═══ Dataset extract ═══

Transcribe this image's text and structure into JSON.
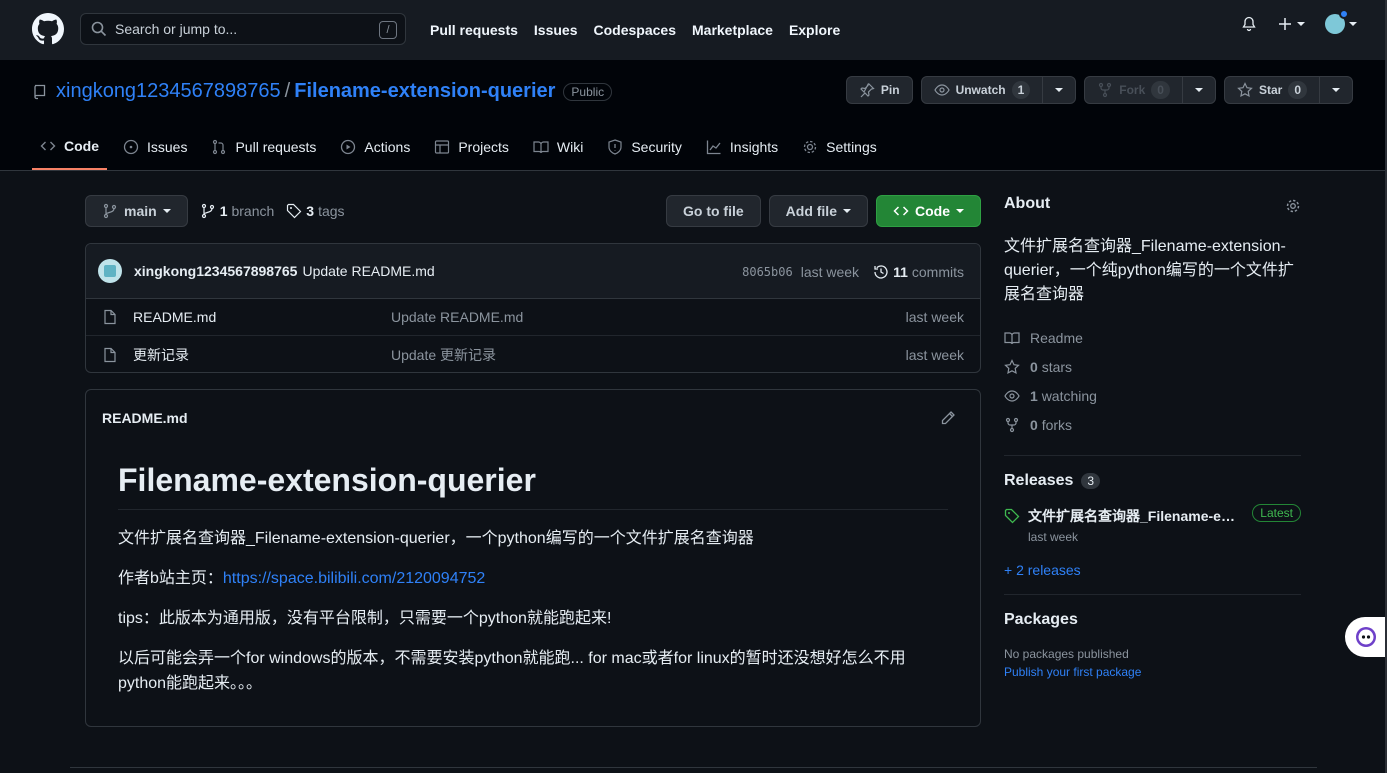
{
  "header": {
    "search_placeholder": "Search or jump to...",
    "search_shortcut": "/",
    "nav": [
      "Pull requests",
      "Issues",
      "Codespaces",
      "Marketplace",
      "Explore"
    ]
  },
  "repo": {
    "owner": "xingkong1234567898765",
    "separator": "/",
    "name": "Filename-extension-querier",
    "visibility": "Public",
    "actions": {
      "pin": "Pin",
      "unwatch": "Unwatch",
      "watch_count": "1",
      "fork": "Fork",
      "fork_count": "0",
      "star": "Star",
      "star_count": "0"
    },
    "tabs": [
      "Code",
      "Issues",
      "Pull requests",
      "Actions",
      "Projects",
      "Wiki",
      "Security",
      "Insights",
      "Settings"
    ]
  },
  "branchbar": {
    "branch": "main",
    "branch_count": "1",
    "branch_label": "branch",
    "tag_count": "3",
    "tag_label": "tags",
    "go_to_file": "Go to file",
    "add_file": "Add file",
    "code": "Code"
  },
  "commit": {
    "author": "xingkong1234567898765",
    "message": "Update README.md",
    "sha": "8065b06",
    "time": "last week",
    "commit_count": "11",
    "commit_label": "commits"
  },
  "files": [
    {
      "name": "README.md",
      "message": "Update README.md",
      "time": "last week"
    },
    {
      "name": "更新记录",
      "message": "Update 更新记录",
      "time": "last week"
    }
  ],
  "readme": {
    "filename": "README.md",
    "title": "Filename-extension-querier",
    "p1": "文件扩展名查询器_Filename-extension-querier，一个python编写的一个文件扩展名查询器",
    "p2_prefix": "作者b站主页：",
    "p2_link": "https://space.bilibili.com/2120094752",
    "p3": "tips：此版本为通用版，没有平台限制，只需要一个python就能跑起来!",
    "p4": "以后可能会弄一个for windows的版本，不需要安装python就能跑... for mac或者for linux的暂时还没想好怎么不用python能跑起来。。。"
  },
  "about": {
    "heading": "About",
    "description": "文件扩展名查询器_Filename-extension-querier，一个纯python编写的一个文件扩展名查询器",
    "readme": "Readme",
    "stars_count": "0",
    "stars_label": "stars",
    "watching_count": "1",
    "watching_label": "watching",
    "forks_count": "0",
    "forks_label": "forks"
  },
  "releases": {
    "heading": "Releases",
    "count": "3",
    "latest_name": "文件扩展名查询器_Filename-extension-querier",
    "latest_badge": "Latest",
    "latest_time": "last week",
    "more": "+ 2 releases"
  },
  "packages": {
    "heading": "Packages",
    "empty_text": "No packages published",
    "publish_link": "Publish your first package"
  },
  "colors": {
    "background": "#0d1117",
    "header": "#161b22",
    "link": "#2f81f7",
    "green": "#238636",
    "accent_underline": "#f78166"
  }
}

═══
═══ Dataset extract ═══

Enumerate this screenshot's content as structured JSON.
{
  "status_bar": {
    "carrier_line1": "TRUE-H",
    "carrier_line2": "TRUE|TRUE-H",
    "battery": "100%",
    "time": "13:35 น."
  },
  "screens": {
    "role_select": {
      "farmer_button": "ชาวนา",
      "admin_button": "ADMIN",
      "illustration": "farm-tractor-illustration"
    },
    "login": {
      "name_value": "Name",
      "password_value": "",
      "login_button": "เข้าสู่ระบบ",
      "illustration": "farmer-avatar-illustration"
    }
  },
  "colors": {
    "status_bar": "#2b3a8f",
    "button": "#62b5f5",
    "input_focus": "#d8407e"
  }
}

═══

Looking at the data above, show all lines where the word "JSON" occurs.

Transcribe this image's text and structure into JSON.
Enumerate this screenshot's content as structured JSON.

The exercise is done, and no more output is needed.